**What is required**
From the entries below, copy every line where the string "time" appears.

(Stored data entries)
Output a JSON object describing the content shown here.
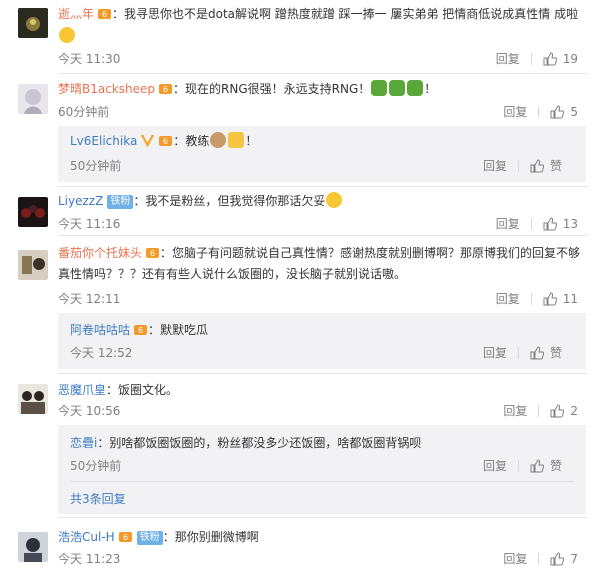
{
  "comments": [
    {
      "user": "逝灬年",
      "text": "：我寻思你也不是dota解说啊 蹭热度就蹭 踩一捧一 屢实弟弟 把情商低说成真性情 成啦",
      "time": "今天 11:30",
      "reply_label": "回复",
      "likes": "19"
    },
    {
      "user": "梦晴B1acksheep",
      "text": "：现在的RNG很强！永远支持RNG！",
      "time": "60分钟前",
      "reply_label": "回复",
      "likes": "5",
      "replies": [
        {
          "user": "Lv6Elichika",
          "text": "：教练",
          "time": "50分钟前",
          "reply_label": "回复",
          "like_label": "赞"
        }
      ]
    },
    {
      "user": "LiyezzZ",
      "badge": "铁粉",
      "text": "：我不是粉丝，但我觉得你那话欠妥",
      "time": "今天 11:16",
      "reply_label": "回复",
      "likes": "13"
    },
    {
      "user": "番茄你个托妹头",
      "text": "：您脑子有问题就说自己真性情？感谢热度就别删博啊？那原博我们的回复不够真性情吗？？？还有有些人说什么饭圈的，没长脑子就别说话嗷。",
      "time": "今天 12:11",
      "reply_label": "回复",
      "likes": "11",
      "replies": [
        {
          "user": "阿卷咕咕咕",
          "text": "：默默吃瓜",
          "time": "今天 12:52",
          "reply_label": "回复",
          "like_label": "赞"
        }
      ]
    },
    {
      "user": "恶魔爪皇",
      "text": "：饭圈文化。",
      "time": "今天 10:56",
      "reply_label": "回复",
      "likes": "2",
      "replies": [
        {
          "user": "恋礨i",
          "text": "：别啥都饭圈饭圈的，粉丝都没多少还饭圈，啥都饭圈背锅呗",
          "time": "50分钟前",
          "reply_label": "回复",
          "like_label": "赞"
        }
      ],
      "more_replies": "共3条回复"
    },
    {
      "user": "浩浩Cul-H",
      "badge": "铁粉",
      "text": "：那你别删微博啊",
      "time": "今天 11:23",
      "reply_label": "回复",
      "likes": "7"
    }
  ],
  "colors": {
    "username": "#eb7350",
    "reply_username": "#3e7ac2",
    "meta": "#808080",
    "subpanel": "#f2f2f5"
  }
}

**Result of this task**
      "time": "今天 11:30",
      "time": "60分钟前",
          "time": "50分钟前",
      "time": "今天 11:16",
      "time": "今天 12:11",
          "time": "今天 12:52",
      "time": "今天 10:56",
          "time": "50分钟前",
      "time": "今天 11:23",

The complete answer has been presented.